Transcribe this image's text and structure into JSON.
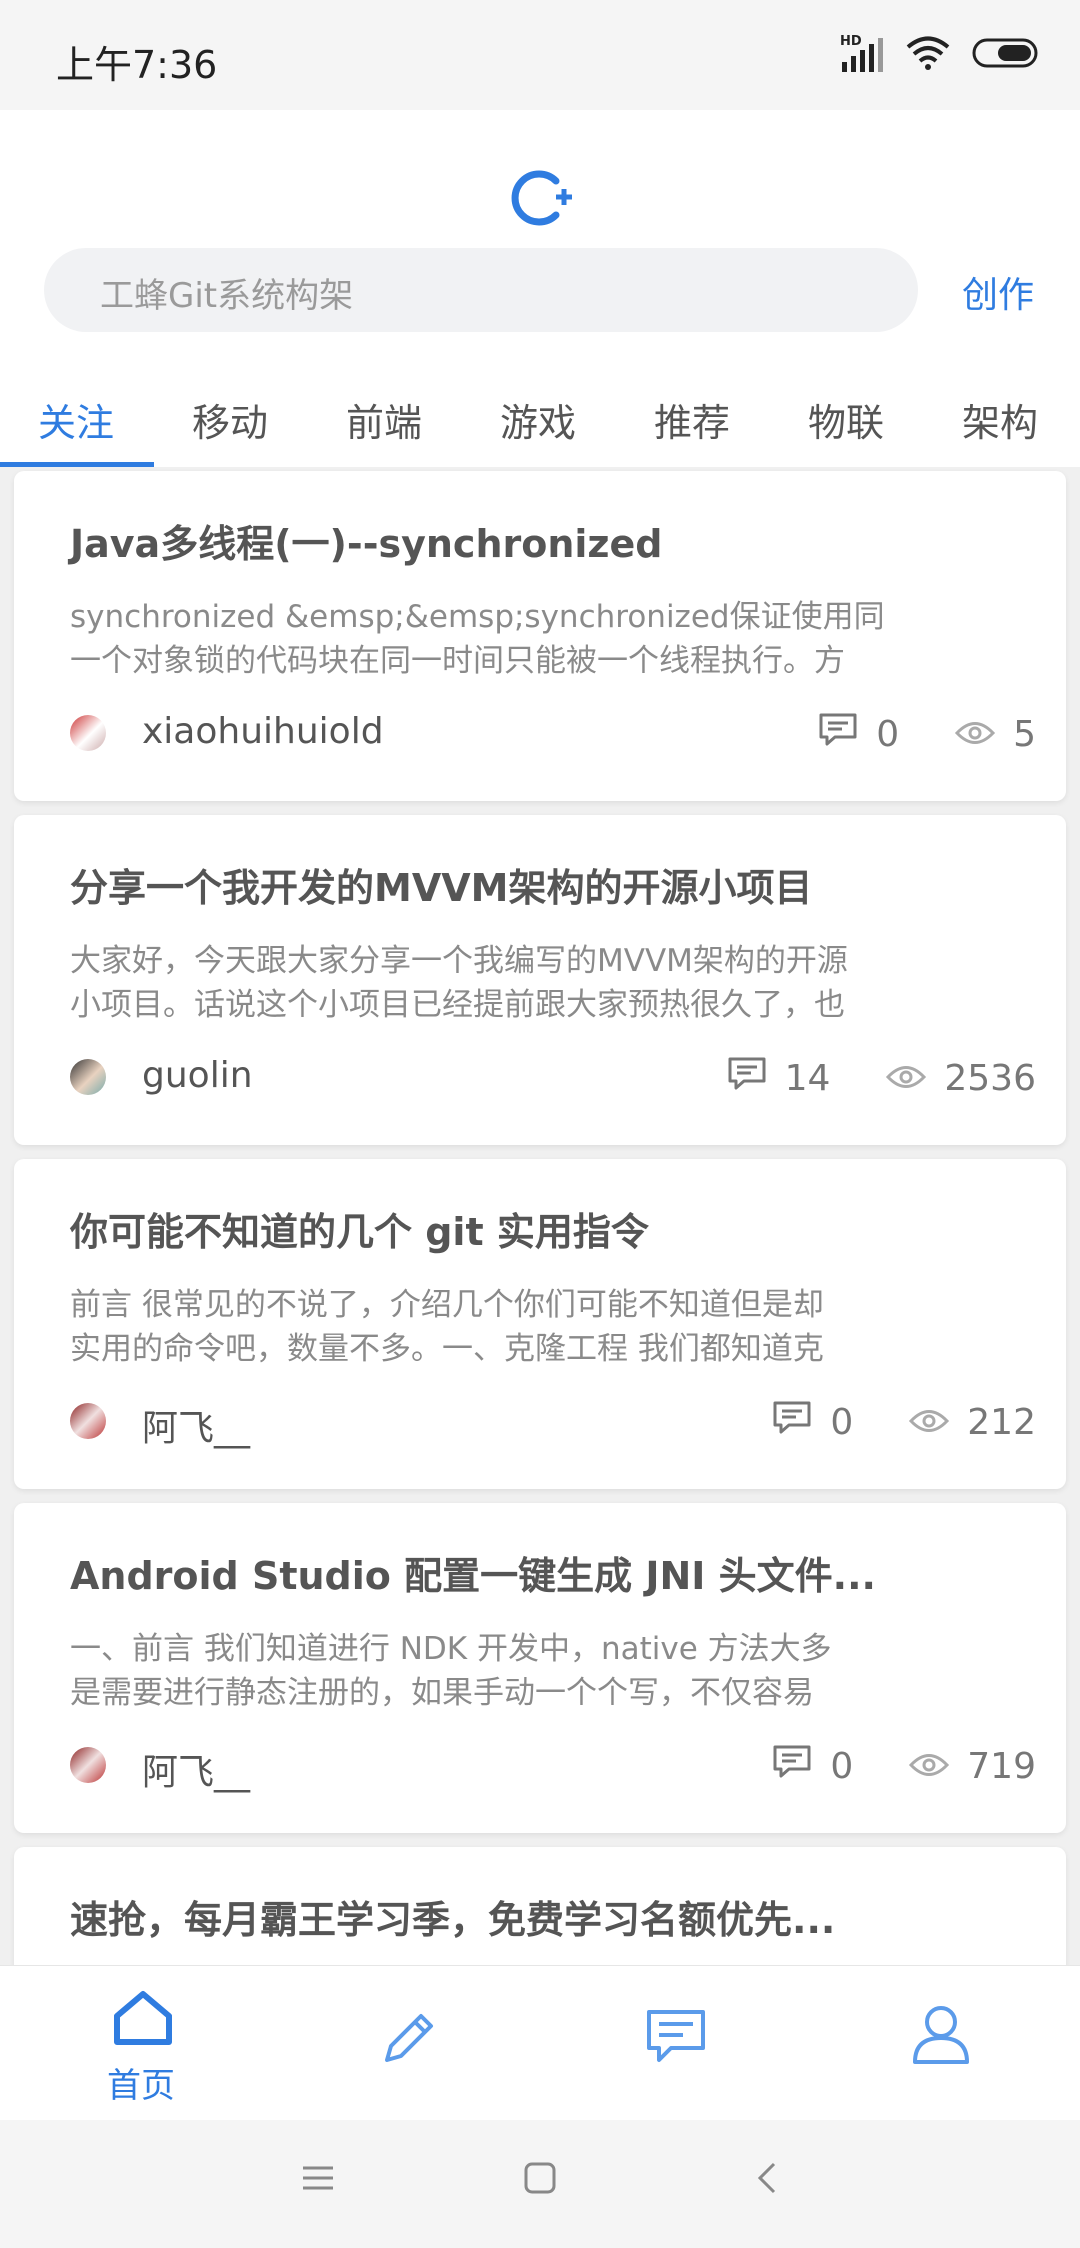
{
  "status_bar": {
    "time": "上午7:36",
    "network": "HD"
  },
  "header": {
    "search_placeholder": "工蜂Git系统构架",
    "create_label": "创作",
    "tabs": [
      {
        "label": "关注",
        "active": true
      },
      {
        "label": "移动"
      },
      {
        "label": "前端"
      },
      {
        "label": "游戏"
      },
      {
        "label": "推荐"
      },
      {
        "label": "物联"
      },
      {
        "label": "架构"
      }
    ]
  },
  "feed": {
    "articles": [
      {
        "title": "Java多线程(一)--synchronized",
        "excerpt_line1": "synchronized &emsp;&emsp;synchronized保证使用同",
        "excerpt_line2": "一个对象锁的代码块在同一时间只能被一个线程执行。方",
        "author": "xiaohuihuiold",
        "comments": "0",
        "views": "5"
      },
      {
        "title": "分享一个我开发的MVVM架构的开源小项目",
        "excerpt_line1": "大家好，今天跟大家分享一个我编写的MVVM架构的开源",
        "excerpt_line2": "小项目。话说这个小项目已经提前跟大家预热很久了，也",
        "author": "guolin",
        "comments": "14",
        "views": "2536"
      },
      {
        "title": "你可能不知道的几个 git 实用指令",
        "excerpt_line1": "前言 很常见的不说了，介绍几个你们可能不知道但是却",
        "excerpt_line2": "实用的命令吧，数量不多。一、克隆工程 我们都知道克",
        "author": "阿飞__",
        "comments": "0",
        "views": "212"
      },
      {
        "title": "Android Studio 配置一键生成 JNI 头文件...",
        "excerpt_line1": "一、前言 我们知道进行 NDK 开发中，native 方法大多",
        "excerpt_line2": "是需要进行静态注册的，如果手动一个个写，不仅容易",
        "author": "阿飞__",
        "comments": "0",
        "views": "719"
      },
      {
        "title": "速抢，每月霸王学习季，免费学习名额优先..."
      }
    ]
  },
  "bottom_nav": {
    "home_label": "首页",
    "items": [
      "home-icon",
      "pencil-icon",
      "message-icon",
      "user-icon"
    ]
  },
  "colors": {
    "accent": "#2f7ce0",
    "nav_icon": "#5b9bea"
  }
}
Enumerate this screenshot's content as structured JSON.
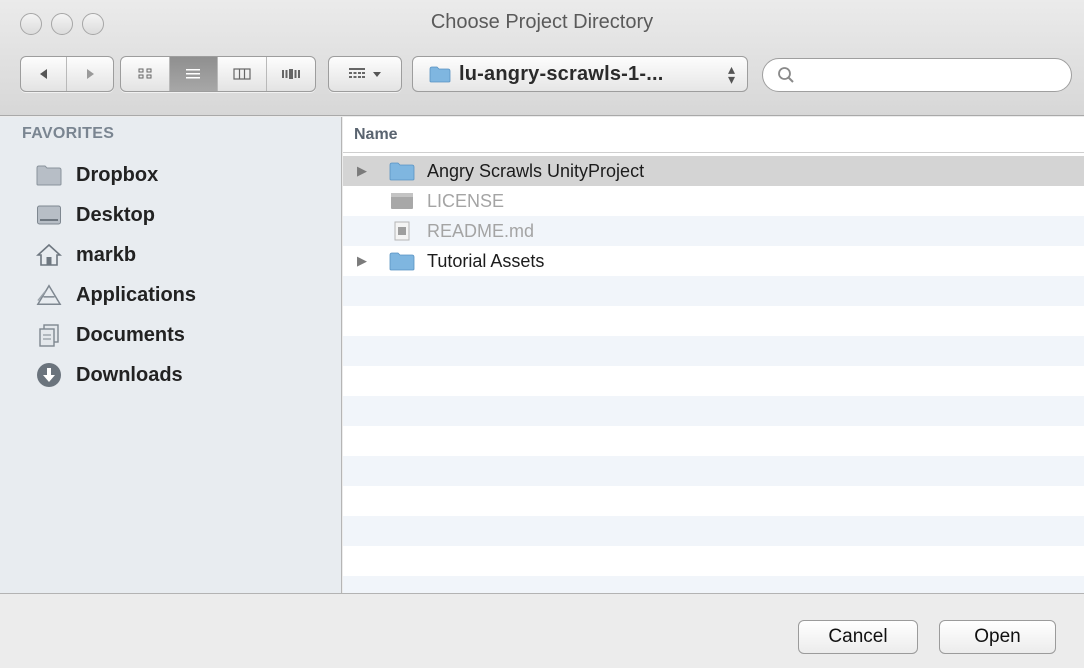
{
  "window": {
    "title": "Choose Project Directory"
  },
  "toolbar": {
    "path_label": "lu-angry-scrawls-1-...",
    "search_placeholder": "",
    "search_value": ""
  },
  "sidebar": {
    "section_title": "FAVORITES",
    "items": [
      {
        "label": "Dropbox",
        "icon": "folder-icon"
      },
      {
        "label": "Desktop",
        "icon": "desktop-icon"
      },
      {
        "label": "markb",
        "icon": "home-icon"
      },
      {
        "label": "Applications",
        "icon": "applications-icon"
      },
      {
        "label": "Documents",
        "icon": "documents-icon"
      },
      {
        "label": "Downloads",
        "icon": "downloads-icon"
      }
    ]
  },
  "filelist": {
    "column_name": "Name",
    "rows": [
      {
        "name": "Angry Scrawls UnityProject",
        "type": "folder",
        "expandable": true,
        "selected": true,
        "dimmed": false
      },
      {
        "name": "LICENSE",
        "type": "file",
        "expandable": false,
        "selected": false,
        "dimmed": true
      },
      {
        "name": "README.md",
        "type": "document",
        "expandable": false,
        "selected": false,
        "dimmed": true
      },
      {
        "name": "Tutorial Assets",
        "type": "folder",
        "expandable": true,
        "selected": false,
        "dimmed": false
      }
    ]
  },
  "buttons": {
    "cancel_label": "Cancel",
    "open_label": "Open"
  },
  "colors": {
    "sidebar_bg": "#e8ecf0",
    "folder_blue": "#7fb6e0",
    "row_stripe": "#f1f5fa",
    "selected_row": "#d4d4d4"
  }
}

═══

» Written exercise
Pictures are excluded; output everything else in the data verbatim.

» The solution
Transcribe this image's text and structure into JSON.
{
  "status_bar": {
    "time": "上午7:36",
    "network": "HD"
  },
  "header": {
    "search_placeholder": "工蜂Git系统构架",
    "create_label": "创作",
    "tabs": [
      {
        "label": "关注",
        "active": true
      },
      {
        "label": "移动"
      },
      {
        "label": "前端"
      },
      {
        "label": "游戏"
      },
      {
        "label": "推荐"
      },
      {
        "label": "物联"
      },
      {
        "label": "架构"
      }
    ]
  },
  "feed": {
    "articles": [
      {
        "title": "Java多线程(一)--synchronized",
        "excerpt_line1": "synchronized &emsp;&emsp;synchronized保证使用同",
        "excerpt_line2": "一个对象锁的代码块在同一时间只能被一个线程执行。方",
        "author": "xiaohuihuiold",
        "comments": "0",
        "views": "5"
      },
      {
        "title": "分享一个我开发的MVVM架构的开源小项目",
        "excerpt_line1": "大家好，今天跟大家分享一个我编写的MVVM架构的开源",
        "excerpt_line2": "小项目。话说这个小项目已经提前跟大家预热很久了，也",
        "author": "guolin",
        "comments": "14",
        "views": "2536"
      },
      {
        "title": "你可能不知道的几个 git 实用指令",
        "excerpt_line1": "前言 很常见的不说了，介绍几个你们可能不知道但是却",
        "excerpt_line2": "实用的命令吧，数量不多。一、克隆工程 我们都知道克",
        "author": "阿飞__",
        "comments": "0",
        "views": "212"
      },
      {
        "title": "Android Studio 配置一键生成 JNI 头文件...",
        "excerpt_line1": "一、前言 我们知道进行 NDK 开发中，native 方法大多",
        "excerpt_line2": "是需要进行静态注册的，如果手动一个个写，不仅容易",
        "author": "阿飞__",
        "comments": "0",
        "views": "719"
      },
      {
        "title": "速抢，每月霸王学习季，免费学习名额优先..."
      }
    ]
  },
  "bottom_nav": {
    "home_label": "首页",
    "items": [
      "home-icon",
      "pencil-icon",
      "message-icon",
      "user-icon"
    ]
  },
  "colors": {
    "accent": "#2f7ce0",
    "nav_icon": "#5b9bea"
  }
}
Enumerate this screenshot's content as structured JSON.
{
  "window": {
    "title": "Choose Project Directory"
  },
  "toolbar": {
    "path_label": "lu-angry-scrawls-1-...",
    "search_placeholder": "",
    "search_value": ""
  },
  "sidebar": {
    "section_title": "FAVORITES",
    "items": [
      {
        "label": "Dropbox",
        "icon": "folder-icon"
      },
      {
        "label": "Desktop",
        "icon": "desktop-icon"
      },
      {
        "label": "markb",
        "icon": "home-icon"
      },
      {
        "label": "Applications",
        "icon": "applications-icon"
      },
      {
        "label": "Documents",
        "icon": "documents-icon"
      },
      {
        "label": "Downloads",
        "icon": "downloads-icon"
      }
    ]
  },
  "filelist": {
    "column_name": "Name",
    "rows": [
      {
        "name": "Angry Scrawls UnityProject",
        "type": "folder",
        "expandable": true,
        "selected": true,
        "dimmed": false
      },
      {
        "name": "LICENSE",
        "type": "file",
        "expandable": false,
        "selected": false,
        "dimmed": true
      },
      {
        "name": "README.md",
        "type": "document",
        "expandable": false,
        "selected": false,
        "dimmed": true
      },
      {
        "name": "Tutorial Assets",
        "type": "folder",
        "expandable": true,
        "selected": false,
        "dimmed": false
      }
    ]
  },
  "buttons": {
    "cancel_label": "Cancel",
    "open_label": "Open"
  },
  "colors": {
    "sidebar_bg": "#e8ecf0",
    "folder_blue": "#7fb6e0",
    "row_stripe": "#f1f5fa",
    "selected_row": "#d4d4d4"
  }
}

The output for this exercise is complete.